What you need to do
Search the data below for the string "quand". Extract every line that contains it.

Listed entries
▶

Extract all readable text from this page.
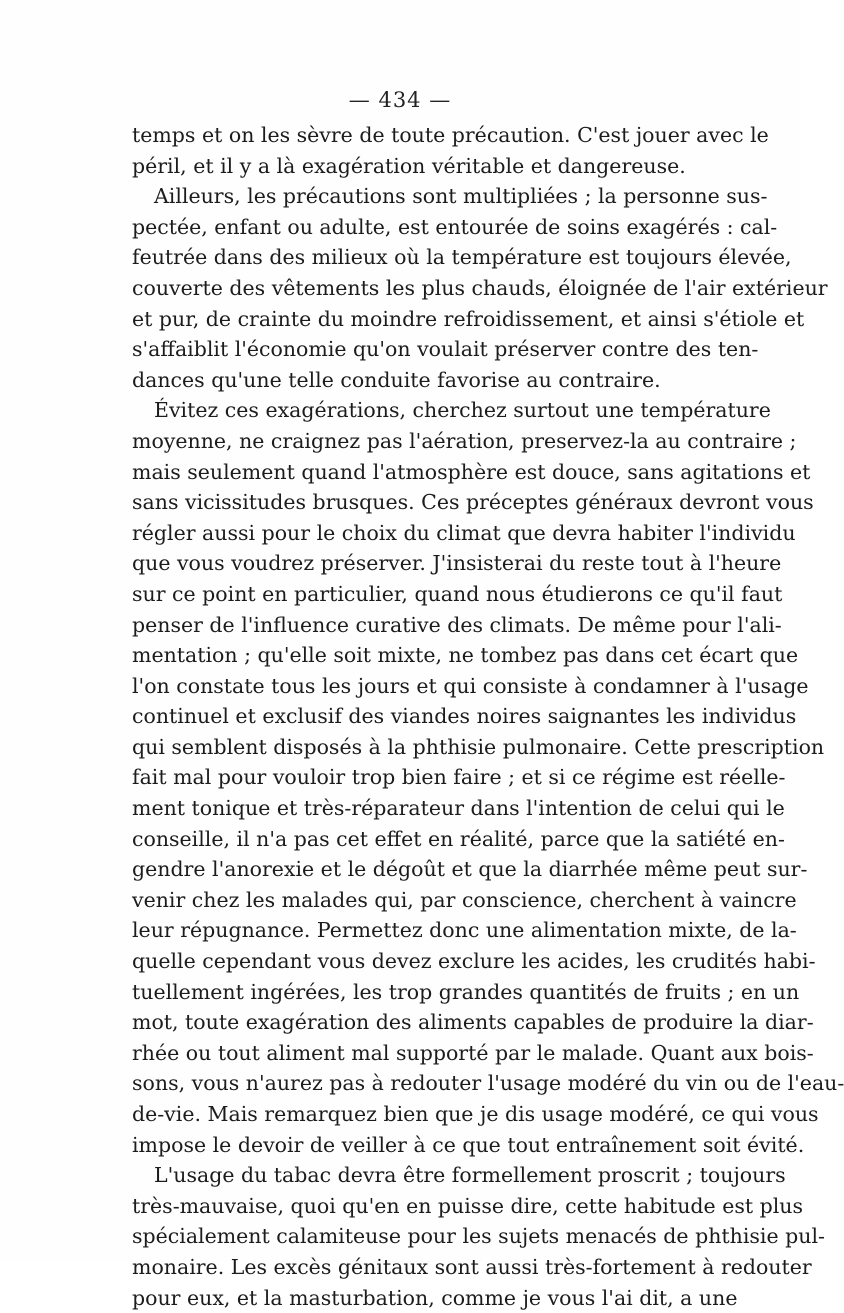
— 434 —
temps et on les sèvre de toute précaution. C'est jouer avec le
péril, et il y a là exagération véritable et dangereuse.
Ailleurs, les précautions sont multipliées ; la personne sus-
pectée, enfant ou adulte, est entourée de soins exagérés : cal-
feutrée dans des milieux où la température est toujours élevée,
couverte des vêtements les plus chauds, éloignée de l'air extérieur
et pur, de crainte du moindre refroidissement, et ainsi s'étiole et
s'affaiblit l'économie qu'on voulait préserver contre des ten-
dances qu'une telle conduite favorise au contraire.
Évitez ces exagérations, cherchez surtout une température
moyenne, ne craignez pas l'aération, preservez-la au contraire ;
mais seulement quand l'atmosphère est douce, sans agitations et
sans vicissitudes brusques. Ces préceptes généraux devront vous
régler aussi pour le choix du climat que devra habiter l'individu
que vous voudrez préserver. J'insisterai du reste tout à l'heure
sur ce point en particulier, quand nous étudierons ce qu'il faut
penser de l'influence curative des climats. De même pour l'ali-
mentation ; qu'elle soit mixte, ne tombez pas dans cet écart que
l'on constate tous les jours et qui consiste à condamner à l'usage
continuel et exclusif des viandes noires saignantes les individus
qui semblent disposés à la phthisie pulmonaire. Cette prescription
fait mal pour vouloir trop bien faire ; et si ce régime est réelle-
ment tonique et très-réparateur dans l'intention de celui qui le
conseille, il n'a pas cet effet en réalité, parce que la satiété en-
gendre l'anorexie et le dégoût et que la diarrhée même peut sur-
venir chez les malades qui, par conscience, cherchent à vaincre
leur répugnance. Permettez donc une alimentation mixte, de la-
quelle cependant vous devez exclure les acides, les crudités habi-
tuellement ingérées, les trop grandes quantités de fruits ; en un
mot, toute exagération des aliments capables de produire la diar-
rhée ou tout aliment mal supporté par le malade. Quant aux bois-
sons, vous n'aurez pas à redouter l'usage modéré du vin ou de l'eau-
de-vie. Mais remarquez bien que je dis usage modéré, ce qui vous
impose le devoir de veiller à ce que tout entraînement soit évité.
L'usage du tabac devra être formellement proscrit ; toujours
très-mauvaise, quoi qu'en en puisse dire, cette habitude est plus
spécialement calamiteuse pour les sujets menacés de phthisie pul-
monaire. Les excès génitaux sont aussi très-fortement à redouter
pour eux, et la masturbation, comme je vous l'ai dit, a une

◀
▶

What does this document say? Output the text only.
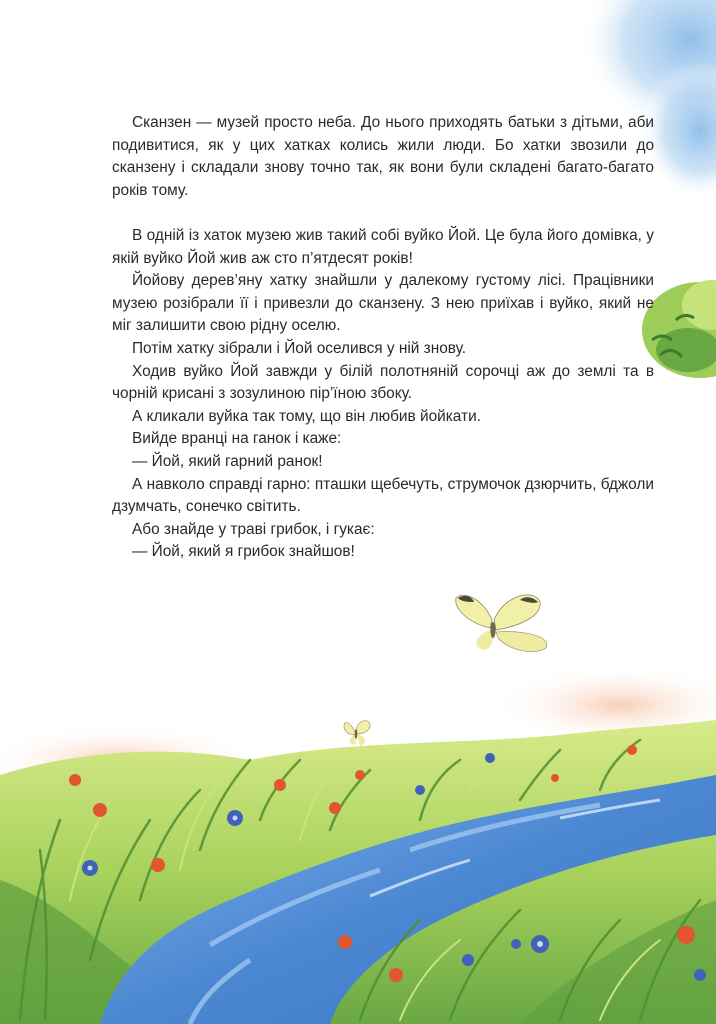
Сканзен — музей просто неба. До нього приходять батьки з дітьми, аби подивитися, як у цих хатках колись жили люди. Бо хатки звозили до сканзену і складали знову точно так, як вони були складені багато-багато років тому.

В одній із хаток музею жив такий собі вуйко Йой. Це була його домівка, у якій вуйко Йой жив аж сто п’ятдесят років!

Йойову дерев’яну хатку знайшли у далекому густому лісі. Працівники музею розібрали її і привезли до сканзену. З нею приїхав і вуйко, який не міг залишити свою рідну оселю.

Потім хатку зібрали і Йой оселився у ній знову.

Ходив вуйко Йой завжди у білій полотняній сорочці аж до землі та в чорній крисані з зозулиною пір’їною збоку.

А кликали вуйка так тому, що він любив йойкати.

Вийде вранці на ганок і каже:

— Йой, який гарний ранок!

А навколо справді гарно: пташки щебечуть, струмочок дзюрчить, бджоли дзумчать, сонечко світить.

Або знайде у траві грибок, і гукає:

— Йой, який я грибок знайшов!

◀

Answer in full
mais seulement quand l'atmosphère est douce, sans agitations et
sur ce point en particulier, quand nous étudierons ce qu'il faut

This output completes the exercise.